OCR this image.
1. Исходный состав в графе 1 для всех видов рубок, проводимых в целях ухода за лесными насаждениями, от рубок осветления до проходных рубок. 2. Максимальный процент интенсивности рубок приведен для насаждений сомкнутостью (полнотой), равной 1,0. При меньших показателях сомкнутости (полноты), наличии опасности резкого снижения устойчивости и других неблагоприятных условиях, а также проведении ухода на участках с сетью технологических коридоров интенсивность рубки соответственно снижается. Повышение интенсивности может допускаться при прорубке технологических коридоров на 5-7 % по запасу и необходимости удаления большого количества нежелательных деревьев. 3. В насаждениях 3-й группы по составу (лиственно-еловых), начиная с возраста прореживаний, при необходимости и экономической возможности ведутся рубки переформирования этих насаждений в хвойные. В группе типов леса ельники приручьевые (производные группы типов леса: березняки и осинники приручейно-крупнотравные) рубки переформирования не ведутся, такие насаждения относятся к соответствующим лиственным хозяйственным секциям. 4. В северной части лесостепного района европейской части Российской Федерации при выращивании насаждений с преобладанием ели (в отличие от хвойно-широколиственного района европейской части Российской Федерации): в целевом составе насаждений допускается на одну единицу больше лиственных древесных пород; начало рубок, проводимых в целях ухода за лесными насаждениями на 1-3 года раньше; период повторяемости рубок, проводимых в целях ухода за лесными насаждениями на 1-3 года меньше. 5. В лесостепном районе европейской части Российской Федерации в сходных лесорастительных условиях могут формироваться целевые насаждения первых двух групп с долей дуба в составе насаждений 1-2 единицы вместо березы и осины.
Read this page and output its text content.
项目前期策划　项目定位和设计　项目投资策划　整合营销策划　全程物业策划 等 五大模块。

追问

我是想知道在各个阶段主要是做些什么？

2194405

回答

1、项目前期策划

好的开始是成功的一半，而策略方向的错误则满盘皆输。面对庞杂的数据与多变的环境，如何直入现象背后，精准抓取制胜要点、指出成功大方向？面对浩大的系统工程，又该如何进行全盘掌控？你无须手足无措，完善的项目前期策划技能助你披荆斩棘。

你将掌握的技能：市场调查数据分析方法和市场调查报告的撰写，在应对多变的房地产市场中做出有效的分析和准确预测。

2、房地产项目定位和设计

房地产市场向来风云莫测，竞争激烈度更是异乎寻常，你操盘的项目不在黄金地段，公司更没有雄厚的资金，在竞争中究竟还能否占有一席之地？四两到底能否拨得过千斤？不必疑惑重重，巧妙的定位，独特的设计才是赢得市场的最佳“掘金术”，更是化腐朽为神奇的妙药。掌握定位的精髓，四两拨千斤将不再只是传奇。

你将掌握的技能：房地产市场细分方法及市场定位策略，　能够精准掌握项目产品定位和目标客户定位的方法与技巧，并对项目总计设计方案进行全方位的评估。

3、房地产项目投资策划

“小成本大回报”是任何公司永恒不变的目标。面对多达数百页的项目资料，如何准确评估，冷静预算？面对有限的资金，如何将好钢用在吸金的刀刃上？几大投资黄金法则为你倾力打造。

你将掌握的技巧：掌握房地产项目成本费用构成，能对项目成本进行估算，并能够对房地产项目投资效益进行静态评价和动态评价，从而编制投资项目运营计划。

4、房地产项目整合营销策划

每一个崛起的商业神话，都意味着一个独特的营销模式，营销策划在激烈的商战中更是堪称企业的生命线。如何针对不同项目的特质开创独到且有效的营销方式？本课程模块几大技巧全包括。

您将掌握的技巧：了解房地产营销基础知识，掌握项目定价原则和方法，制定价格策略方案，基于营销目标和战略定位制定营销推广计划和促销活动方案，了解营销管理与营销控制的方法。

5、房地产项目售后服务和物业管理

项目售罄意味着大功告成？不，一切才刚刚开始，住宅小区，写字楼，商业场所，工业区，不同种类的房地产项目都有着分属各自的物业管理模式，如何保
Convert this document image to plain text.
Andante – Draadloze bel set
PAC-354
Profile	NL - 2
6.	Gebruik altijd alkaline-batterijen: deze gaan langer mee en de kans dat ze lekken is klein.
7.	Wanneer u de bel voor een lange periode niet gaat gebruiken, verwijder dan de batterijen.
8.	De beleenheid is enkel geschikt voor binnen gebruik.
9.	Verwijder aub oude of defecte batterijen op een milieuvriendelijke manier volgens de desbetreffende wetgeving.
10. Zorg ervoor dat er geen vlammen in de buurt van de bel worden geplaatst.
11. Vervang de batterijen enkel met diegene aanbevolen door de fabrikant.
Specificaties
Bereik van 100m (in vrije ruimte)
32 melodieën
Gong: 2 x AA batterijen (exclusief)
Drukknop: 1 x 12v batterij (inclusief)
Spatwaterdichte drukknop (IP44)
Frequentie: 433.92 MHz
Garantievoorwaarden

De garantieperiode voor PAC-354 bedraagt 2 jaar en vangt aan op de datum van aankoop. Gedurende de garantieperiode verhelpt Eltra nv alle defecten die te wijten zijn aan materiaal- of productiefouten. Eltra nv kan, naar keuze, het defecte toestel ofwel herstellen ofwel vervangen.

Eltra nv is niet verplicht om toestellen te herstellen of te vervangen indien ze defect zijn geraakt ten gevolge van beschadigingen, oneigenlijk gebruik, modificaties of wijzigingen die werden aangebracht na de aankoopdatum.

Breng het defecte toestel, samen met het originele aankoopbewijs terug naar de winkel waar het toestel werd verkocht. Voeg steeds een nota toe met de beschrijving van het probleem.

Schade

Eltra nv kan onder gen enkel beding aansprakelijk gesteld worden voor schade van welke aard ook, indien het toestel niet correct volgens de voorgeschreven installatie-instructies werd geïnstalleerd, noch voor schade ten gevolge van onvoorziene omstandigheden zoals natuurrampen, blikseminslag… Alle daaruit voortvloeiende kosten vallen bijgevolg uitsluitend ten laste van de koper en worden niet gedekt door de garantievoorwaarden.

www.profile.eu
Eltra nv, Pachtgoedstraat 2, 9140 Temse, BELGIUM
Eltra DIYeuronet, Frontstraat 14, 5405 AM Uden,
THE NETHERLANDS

____________________

## Exercise:
Find the string "door" in the listing and return every line that holds it.

## Full output:
11. Vervang de batterijen enkel met diegene aanbevolen door de fabrikant.
Eltra nv kan onder gen enkel beding aansprakelijk gesteld worden voor schade van welke aard ook, indien het toestel niet correct volgens de voorgeschreven installatie-instructies werd geïnstalleerd, noch voor schade ten gevolge van onvoorziene omstandigheden zoals natuurrampen, blikseminslag… Alle daaruit voortvloeiende kosten vallen bijgevolg uitsluitend ten laste van de koper en worden niet gedekt door de garantievoorwaarden.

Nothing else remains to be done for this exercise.